◆ Directive: Find how many lines hold the word "date". Give only the number.

[Dataset rows about figures]
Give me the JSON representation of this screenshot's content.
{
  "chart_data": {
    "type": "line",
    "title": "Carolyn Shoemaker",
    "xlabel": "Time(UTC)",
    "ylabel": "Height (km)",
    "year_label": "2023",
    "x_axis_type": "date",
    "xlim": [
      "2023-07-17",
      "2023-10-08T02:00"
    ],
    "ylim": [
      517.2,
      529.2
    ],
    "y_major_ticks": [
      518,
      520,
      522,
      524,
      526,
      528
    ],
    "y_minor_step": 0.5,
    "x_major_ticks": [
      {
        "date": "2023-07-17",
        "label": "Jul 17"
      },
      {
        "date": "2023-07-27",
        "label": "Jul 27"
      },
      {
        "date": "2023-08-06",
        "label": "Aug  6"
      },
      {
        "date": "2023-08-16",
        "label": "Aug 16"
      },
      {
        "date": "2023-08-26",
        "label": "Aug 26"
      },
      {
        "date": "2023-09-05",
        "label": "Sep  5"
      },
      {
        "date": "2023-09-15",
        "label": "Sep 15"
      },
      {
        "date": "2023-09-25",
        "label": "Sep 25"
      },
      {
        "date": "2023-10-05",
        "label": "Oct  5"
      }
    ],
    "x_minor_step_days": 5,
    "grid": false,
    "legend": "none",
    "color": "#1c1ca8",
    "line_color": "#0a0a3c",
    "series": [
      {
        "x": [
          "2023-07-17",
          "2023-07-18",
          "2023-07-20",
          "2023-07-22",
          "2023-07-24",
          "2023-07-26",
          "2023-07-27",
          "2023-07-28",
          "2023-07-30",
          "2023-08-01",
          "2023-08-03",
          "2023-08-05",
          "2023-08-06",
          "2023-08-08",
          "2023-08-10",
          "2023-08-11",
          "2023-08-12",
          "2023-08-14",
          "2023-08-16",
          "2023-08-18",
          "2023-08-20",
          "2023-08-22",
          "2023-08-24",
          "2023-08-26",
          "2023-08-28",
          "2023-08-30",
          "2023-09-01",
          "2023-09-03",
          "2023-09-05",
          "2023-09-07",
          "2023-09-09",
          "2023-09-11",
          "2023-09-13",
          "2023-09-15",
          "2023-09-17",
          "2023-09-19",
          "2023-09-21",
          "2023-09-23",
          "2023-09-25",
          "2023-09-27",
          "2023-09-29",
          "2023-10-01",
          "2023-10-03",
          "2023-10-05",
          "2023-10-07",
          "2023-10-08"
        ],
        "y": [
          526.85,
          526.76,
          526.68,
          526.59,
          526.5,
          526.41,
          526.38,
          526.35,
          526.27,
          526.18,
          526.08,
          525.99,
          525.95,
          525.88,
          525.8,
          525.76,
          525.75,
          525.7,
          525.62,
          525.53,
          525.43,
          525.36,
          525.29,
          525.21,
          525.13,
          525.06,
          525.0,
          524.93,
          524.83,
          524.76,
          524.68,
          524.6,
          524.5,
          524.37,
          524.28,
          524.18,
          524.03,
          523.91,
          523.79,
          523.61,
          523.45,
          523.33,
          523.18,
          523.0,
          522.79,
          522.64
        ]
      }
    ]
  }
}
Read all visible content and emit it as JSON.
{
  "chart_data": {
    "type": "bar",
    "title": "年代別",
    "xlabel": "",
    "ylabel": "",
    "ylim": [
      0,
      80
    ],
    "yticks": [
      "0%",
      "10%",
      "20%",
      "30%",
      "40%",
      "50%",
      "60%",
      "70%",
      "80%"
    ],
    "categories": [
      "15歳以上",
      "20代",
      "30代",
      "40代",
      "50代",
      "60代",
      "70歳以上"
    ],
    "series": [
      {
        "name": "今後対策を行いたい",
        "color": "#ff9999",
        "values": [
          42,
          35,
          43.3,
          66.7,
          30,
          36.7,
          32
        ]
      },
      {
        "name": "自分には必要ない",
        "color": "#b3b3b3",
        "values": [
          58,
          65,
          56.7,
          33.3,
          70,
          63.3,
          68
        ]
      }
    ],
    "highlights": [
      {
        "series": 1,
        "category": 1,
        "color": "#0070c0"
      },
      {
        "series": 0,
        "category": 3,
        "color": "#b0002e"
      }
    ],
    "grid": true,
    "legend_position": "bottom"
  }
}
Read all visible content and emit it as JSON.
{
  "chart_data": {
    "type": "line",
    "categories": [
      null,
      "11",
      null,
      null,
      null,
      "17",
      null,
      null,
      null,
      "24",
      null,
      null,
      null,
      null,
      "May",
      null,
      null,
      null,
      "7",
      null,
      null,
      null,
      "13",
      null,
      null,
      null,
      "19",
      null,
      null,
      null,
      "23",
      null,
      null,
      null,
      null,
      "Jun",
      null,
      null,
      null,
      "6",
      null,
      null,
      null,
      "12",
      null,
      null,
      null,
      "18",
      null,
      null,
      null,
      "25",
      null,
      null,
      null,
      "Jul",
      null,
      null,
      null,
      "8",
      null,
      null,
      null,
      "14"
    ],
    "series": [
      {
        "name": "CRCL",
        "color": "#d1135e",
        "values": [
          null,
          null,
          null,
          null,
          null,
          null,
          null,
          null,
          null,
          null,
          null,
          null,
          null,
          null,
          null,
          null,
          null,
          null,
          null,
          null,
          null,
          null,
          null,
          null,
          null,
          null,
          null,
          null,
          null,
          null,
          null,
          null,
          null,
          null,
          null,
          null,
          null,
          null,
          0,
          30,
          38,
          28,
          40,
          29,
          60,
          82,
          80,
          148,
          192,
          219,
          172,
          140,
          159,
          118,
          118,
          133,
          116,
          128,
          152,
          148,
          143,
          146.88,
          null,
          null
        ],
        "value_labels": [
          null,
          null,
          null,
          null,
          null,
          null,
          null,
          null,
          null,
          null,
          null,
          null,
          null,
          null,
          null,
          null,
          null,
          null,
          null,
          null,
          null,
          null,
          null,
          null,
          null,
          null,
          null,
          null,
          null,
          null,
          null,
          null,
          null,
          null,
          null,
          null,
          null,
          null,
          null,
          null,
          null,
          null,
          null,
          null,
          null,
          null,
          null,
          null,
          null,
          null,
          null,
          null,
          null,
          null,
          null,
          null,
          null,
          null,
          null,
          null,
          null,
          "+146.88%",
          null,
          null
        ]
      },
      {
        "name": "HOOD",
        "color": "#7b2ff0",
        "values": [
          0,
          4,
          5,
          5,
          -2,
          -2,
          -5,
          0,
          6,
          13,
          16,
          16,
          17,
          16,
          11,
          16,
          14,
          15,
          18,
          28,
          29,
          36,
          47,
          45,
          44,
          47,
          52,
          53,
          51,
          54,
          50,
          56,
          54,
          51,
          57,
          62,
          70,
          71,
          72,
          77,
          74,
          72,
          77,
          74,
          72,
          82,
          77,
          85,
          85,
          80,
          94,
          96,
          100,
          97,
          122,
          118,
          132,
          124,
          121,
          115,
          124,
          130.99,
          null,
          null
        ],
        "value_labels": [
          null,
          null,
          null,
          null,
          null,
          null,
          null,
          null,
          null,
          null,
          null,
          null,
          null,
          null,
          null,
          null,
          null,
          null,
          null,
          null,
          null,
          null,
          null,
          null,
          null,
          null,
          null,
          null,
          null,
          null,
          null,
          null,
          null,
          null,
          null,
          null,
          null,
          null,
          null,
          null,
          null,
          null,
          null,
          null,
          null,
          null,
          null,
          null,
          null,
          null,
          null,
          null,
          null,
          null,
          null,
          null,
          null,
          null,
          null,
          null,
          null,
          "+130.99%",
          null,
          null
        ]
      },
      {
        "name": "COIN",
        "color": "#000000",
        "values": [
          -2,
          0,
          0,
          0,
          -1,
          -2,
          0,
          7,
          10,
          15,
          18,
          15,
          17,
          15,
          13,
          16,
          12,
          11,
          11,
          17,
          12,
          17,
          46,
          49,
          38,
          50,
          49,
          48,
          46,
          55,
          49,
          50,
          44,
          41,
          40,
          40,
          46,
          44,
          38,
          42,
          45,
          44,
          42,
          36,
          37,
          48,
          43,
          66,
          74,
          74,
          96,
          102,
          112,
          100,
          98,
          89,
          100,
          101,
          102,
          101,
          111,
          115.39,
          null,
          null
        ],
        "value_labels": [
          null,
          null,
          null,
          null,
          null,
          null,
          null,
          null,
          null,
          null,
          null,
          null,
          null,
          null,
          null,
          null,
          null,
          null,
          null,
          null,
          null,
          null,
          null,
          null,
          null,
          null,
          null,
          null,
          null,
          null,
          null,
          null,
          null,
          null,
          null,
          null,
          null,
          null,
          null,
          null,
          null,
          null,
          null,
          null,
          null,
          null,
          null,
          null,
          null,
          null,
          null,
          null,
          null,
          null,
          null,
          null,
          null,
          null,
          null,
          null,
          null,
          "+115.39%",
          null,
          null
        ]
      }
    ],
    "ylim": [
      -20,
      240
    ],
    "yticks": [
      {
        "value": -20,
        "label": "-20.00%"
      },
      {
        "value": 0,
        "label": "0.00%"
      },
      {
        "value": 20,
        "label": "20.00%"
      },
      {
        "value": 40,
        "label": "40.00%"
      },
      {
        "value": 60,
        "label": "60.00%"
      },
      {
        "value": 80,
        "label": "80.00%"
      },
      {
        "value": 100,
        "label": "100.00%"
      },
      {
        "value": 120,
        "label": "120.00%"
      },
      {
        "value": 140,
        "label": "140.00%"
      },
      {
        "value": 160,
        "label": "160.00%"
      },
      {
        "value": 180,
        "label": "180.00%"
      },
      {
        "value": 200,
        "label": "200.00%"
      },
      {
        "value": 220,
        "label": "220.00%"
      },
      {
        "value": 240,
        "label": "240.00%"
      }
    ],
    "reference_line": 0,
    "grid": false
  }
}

◆ Answer to this problem: 10